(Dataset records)
╔══

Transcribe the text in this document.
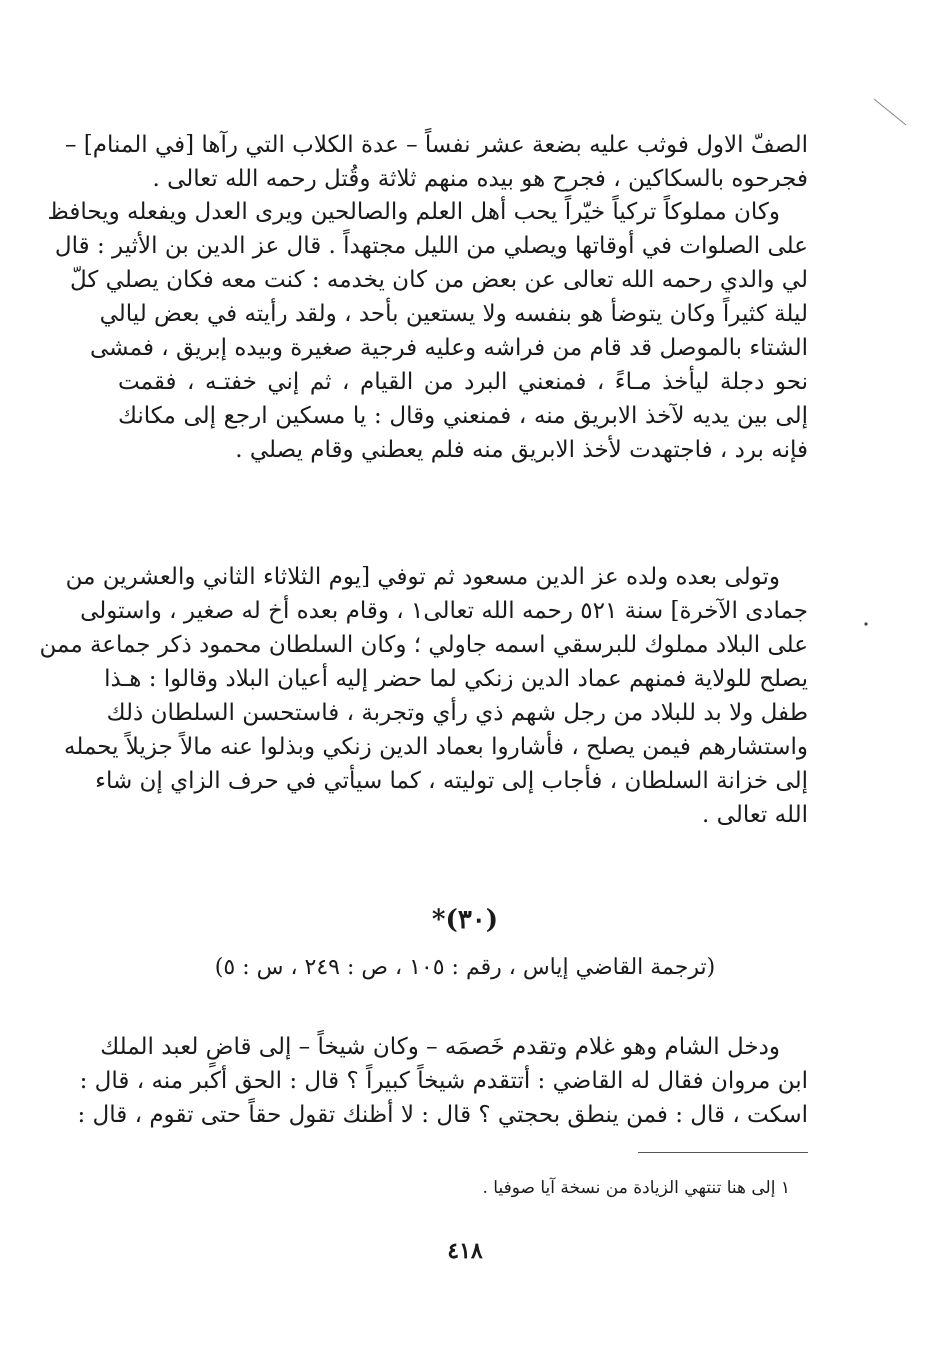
الصفّ الاول فوثب عليه بضعة عشر نفساً – عدة الكلاب التي رآها [في المنام] –
فجرحوه بالسكاكين ، فجرح هو بيده منهم ثلاثة وقُتل رحمه الله تعالى .
وكان مملوكاً تركياً خيّراً يحب أهل العلم والصالحين ويرى العدل ويفعله ويحافظ
على الصلوات في أوقاتها ويصلي من الليل مجتهداً . قال عز الدين بن الأثير : قال
لي والدي رحمه الله تعالى عن بعض من كان يخدمه : كنت معه فكان يصلي كلّ
ليلة كثيراً وكان يتوضأ هو بنفسه ولا يستعين بأحد ، ولقد رأيته في بعض ليالي
الشتاء بالموصل قد قام من فراشه وعليه فرجية صغيرة وبيده إبريق ، فمشى
نحو دجلة ليأخذ مـاءً ، فمنعني البرد من القيام ، ثم إني خفتـه ، فقمت
إلى بين يديه لآخذ الابريق منه ، فمنعني وقال : يا مسكين ارجع إلى مكانك
فإنه برد ، فاجتهدت لأخذ الابريق منه فلم يعطني وقام يصلي .
وتولى بعده ولده عز الدين مسعود ثم توفي [يوم الثلاثاء الثاني والعشرين من
جمادى الآخرة] سنة ٥٢١ رحمه الله تعالى١ ، وقام بعده أخ له صغير ، واستولى
على البلاد مملوك للبرسقي اسمه جاولي ؛ وكان السلطان محمود ذكر جماعة ممن
يصلح للولاية فمنهم عماد الدين زنكي لما حضر إليه أعيان البلاد وقالوا : هـذا
طفل ولا بد للبلاد من رجل شهم ذي رأي وتجربة ، فاستحسن السلطان ذلك
واستشارهم فيمن يصلح ، فأشاروا بعماد الدين زنكي وبذلوا عنه مالاً جزيلاً يحمله
إلى خزانة السلطان ، فأجاب إلى توليته ، كما سيأتي في حرف الزاي إن شاء
الله تعالى .
(٣٠)*
(ترجمة القاضي إياس ، رقم : ١٠٥ ، ص : ٢٤٩ ، س : ٥)
ودخل الشام وهو غلام وتقدم خَصمَه – وكان شيخاً – إلى قاضٍ لعبد الملك
ابن مروان فقال له القاضي : أتتقدم شيخاً كبيراً ؟ قال : الحق أكبر منه ، قال :
اسكت ، قال : فمن ينطق بحجتي ؟ قال : لا أظنك تقول حقاً حتى تقوم ، قال :
١ إلى هنا تنتهي الزيادة من نسخة آيا صوفيا .
٤١٨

╚══

▶ [STATED GOAL] The lines to collect are those holding the string "الله"; copy them all.

▶ [FULL RESPONSE]
فجرحوه بالسكاكين ، فجرح هو بيده منهم ثلاثة وقُتل رحمه الله تعالى .
لي والدي رحمه الله تعالى عن بعض من كان يخدمه : كنت معه فكان يصلي كلّ
جمادى الآخرة] سنة ٥٢١ رحمه الله تعالى١ ، وقام بعده أخ له صغير ، واستولى
الله تعالى .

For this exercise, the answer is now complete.